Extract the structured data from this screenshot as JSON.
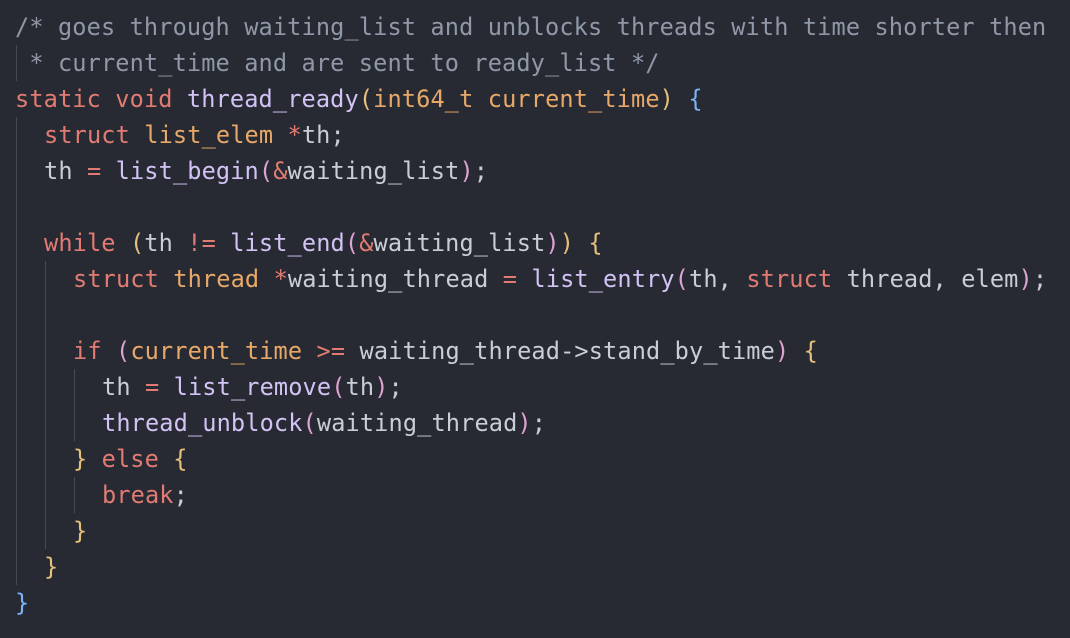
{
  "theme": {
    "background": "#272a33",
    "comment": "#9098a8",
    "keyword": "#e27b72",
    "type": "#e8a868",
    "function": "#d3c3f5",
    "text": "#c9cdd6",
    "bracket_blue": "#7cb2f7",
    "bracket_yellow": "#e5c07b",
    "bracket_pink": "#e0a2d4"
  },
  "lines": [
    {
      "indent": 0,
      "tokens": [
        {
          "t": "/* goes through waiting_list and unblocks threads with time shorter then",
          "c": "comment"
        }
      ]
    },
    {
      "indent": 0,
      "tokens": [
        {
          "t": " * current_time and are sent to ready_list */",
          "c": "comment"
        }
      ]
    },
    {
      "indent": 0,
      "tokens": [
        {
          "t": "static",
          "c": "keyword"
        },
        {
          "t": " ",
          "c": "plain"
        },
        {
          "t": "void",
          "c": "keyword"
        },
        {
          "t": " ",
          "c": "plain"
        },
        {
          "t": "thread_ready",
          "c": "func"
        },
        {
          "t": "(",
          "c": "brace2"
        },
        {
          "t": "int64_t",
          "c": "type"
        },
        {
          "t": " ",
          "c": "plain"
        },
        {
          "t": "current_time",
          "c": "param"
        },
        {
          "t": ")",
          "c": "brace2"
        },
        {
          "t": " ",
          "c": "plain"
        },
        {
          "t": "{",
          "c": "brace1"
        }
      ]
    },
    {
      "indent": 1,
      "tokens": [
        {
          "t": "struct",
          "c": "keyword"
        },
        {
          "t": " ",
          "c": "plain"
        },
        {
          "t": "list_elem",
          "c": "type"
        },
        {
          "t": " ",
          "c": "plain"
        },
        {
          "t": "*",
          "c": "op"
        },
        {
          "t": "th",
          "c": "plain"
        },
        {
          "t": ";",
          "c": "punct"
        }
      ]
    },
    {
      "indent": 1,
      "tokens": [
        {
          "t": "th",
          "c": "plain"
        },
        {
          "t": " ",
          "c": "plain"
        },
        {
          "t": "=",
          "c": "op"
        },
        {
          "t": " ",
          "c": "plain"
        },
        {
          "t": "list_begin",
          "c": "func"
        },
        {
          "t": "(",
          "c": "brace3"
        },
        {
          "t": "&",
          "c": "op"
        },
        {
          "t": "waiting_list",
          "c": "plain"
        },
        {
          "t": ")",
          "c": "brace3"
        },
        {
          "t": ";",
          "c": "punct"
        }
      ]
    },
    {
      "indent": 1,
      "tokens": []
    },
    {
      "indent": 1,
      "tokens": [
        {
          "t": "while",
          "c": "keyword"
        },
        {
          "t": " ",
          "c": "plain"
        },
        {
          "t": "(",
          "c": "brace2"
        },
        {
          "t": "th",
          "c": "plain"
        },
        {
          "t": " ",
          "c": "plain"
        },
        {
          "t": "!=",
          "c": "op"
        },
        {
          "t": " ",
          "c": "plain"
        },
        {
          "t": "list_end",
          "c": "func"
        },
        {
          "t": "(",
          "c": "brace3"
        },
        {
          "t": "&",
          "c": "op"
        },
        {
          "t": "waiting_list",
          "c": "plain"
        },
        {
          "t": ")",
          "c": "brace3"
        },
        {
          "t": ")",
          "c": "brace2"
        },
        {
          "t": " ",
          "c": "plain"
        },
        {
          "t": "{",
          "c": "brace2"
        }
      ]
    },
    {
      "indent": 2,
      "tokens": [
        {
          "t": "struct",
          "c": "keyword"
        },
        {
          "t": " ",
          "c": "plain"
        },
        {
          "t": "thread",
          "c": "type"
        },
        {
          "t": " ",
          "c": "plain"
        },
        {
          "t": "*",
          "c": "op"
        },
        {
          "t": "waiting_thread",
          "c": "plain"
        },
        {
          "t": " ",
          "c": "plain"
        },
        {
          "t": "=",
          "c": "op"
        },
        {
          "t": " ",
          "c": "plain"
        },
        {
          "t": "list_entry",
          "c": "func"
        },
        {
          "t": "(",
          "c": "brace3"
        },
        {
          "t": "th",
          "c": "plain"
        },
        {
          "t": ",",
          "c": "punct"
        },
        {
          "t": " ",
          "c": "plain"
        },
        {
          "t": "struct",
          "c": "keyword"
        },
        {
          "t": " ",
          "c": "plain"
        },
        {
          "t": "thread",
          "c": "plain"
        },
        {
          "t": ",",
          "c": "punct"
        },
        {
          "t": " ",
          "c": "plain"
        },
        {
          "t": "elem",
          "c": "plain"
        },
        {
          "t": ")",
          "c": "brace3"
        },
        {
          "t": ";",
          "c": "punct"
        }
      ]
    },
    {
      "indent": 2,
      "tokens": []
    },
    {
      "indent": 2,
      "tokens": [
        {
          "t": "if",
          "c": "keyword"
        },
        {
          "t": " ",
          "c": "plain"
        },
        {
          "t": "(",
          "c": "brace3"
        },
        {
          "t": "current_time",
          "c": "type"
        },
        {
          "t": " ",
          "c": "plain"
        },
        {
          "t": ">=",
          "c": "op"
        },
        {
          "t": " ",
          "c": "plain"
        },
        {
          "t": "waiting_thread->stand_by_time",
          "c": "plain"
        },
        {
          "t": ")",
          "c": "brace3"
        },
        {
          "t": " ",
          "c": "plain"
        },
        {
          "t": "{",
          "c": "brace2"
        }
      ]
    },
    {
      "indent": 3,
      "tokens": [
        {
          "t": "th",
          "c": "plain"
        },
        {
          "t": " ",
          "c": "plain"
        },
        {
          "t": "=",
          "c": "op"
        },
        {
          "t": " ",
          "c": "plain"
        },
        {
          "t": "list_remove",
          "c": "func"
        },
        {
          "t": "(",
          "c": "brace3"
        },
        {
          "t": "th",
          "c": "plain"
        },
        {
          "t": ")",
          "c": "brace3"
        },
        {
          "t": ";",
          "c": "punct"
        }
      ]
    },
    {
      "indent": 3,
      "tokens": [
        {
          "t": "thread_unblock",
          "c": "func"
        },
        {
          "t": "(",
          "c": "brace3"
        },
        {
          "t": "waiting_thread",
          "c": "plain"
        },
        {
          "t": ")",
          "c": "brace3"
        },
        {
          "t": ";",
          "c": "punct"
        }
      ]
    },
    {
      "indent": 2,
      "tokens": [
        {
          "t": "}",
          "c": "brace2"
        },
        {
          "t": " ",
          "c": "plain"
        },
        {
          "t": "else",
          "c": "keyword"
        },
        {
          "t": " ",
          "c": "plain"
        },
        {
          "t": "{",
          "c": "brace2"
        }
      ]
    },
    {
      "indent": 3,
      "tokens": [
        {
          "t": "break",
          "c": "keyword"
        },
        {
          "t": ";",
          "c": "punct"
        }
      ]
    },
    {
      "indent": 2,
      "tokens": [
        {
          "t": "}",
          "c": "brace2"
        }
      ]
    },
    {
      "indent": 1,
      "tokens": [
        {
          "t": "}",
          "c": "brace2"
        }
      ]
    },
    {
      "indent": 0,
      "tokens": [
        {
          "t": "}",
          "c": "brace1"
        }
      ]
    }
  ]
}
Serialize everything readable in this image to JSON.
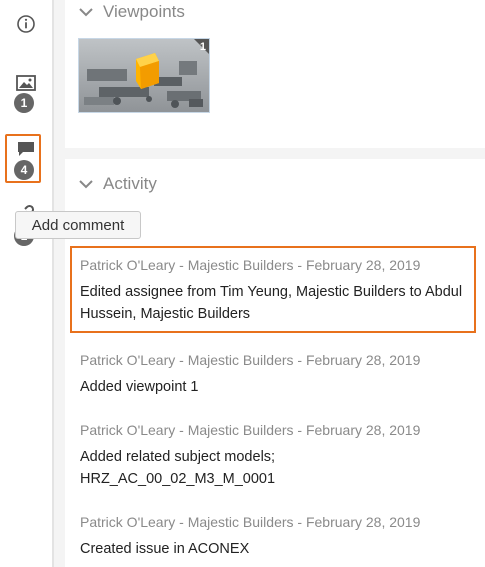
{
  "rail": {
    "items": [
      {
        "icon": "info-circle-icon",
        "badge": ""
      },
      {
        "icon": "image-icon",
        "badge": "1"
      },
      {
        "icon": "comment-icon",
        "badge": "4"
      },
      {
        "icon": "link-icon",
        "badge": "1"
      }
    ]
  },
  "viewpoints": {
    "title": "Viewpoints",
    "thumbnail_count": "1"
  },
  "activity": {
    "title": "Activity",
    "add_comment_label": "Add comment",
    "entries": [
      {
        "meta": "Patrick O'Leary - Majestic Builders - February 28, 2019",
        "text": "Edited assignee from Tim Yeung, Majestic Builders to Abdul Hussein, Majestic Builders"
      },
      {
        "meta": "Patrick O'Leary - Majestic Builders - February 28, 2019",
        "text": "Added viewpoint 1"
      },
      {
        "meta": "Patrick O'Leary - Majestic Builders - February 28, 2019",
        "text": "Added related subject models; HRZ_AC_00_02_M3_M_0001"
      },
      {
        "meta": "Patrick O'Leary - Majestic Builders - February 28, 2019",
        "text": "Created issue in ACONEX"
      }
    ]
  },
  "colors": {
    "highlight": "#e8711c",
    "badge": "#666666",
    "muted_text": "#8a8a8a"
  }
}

====================

_TASK BRIEF_
Beginning at the line with "Serialize everything readable" and ending at the last line of the listing above, retype each line exactly, including those two lines. Leave the pictures out.

_CORRECT OUTPUT_
Serialize everything readable in this image to JSON.
{
  "rail": {
    "items": [
      {
        "icon": "info-circle-icon",
        "badge": ""
      },
      {
        "icon": "image-icon",
        "badge": "1"
      },
      {
        "icon": "comment-icon",
        "badge": "4"
      },
      {
        "icon": "link-icon",
        "badge": "1"
      }
    ]
  },
  "viewpoints": {
    "title": "Viewpoints",
    "thumbnail_count": "1"
  },
  "activity": {
    "title": "Activity",
    "add_comment_label": "Add comment",
    "entries": [
      {
        "meta": "Patrick O'Leary - Majestic Builders - February 28, 2019",
        "text": "Edited assignee from Tim Yeung, Majestic Builders to Abdul Hussein, Majestic Builders"
      },
      {
        "meta": "Patrick O'Leary - Majestic Builders - February 28, 2019",
        "text": "Added viewpoint 1"
      },
      {
        "meta": "Patrick O'Leary - Majestic Builders - February 28, 2019",
        "text": "Added related subject models; HRZ_AC_00_02_M3_M_0001"
      },
      {
        "meta": "Patrick O'Leary - Majestic Builders - February 28, 2019",
        "text": "Created issue in ACONEX"
      }
    ]
  },
  "colors": {
    "highlight": "#e8711c",
    "badge": "#666666",
    "muted_text": "#8a8a8a"
  }
}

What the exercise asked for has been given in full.